Brief: Your task is to print all of the data word for word.

(Stored data)
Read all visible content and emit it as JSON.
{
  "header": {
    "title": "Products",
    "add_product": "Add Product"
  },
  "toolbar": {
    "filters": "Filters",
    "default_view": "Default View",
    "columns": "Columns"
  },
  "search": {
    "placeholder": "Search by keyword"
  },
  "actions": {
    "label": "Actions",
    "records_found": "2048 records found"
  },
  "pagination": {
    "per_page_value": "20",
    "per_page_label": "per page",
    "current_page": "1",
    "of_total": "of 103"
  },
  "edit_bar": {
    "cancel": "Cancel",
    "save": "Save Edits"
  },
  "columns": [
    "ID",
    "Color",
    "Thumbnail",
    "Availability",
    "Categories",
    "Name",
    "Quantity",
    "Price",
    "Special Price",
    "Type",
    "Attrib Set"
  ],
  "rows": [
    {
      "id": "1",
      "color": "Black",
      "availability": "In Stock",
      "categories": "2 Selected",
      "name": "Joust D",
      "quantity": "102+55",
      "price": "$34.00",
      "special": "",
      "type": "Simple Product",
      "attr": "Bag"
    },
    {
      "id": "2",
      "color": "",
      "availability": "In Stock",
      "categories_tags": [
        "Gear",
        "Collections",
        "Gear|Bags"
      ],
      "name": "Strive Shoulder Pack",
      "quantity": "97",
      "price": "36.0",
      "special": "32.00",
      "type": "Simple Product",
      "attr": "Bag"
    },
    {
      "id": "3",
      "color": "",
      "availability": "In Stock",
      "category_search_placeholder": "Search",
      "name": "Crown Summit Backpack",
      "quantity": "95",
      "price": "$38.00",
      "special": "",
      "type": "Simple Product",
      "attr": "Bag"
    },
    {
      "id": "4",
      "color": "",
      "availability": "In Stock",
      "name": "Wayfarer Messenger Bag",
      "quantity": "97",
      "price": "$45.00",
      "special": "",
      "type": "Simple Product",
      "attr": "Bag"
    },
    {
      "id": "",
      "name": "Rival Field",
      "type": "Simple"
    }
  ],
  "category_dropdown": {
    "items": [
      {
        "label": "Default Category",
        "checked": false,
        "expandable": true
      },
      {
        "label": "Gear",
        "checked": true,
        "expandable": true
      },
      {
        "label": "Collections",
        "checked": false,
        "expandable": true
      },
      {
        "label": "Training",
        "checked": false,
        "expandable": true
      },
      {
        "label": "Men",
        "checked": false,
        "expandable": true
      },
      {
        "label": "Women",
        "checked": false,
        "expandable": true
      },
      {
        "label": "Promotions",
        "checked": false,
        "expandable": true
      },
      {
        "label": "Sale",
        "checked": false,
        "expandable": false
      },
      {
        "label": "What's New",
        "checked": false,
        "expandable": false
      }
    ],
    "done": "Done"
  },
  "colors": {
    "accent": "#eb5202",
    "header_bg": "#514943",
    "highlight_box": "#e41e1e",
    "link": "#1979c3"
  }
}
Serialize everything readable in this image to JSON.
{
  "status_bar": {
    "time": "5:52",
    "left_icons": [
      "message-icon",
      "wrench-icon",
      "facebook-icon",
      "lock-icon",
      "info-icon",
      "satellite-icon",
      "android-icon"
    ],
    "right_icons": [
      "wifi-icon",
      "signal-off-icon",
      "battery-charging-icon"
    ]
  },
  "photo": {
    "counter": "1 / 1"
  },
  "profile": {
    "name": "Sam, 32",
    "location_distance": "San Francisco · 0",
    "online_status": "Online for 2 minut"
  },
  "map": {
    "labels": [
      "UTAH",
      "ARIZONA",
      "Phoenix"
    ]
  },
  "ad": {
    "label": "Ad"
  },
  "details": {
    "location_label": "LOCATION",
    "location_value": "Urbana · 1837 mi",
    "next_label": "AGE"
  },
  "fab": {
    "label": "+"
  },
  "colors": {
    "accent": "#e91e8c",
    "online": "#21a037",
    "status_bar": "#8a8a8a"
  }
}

Final result:
Read all visible content and emit it as JSON.
{
  "header": {
    "title": "Products",
    "add_product": "Add Product"
  },
  "toolbar": {
    "filters": "Filters",
    "default_view": "Default View",
    "columns": "Columns"
  },
  "search": {
    "placeholder": "Search by keyword"
  },
  "actions": {
    "label": "Actions",
    "records_found": "2048 records found"
  },
  "pagination": {
    "per_page_value": "20",
    "per_page_label": "per page",
    "current_page": "1",
    "of_total": "of 103"
  },
  "edit_bar": {
    "cancel": "Cancel",
    "save": "Save Edits"
  },
  "columns": [
    "ID",
    "Color",
    "Thumbnail",
    "Availability",
    "Categories",
    "Name",
    "Quantity",
    "Price",
    "Special Price",
    "Type",
    "Attrib Set"
  ],
  "rows": [
    {
      "id": "1",
      "color": "Black",
      "availability": "In Stock",
      "categories": "2 Selected",
      "name": "Joust D",
      "quantity": "102+55",
      "price": "$34.00",
      "special": "",
      "type": "Simple Product",
      "attr": "Bag"
    },
    {
      "id": "2",
      "color": "",
      "availability": "In Stock",
      "categories_tags": [
        "Gear",
        "Collections",
        "Gear|Bags"
      ],
      "name": "Strive Shoulder Pack",
      "quantity": "97",
      "price": "36.0",
      "special": "32.00",
      "type": "Simple Product",
      "attr": "Bag"
    },
    {
      "id": "3",
      "color": "",
      "availability": "In Stock",
      "category_search_placeholder": "Search",
      "name": "Crown Summit Backpack",
      "quantity": "95",
      "price": "$38.00",
      "special": "",
      "type": "Simple Product",
      "attr": "Bag"
    },
    {
      "id": "4",
      "color": "",
      "availability": "In Stock",
      "name": "Wayfarer Messenger Bag",
      "quantity": "97",
      "price": "$45.00",
      "special": "",
      "type": "Simple Product",
      "attr": "Bag"
    },
    {
      "id": "",
      "name": "Rival Field",
      "type": "Simple"
    }
  ],
  "category_dropdown": {
    "items": [
      {
        "label": "Default Category",
        "checked": false,
        "expandable": true
      },
      {
        "label": "Gear",
        "checked": true,
        "expandable": true
      },
      {
        "label": "Collections",
        "checked": false,
        "expandable": true
      },
      {
        "label": "Training",
        "checked": false,
        "expandable": true
      },
      {
        "label": "Men",
        "checked": false,
        "expandable": true
      },
      {
        "label": "Women",
        "checked": false,
        "expandable": true
      },
      {
        "label": "Promotions",
        "checked": false,
        "expandable": true
      },
      {
        "label": "Sale",
        "checked": false,
        "expandable": false
      },
      {
        "label": "What's New",
        "checked": false,
        "expandable": false
      }
    ],
    "done": "Done"
  },
  "colors": {
    "accent": "#eb5202",
    "header_bg": "#514943",
    "highlight_box": "#e41e1e",
    "link": "#1979c3"
  }
}
Serialize everything readable in this image to JSON.
{
  "status_bar": {
    "time": "5:52",
    "left_icons": [
      "message-icon",
      "wrench-icon",
      "facebook-icon",
      "lock-icon",
      "info-icon",
      "satellite-icon",
      "android-icon"
    ],
    "right_icons": [
      "wifi-icon",
      "signal-off-icon",
      "battery-charging-icon"
    ]
  },
  "photo": {
    "counter": "1 / 1"
  },
  "profile": {
    "name": "Sam, 32",
    "location_distance": "San Francisco · 0",
    "online_status": "Online for 2 minut"
  },
  "map": {
    "labels": [
      "UTAH",
      "ARIZONA",
      "Phoenix"
    ]
  },
  "ad": {
    "label": "Ad"
  },
  "details": {
    "location_label": "LOCATION",
    "location_value": "Urbana · 1837 mi",
    "next_label": "AGE"
  },
  "fab": {
    "label": "+"
  },
  "colors": {
    "accent": "#e91e8c",
    "online": "#21a037",
    "status_bar": "#8a8a8a"
  }
}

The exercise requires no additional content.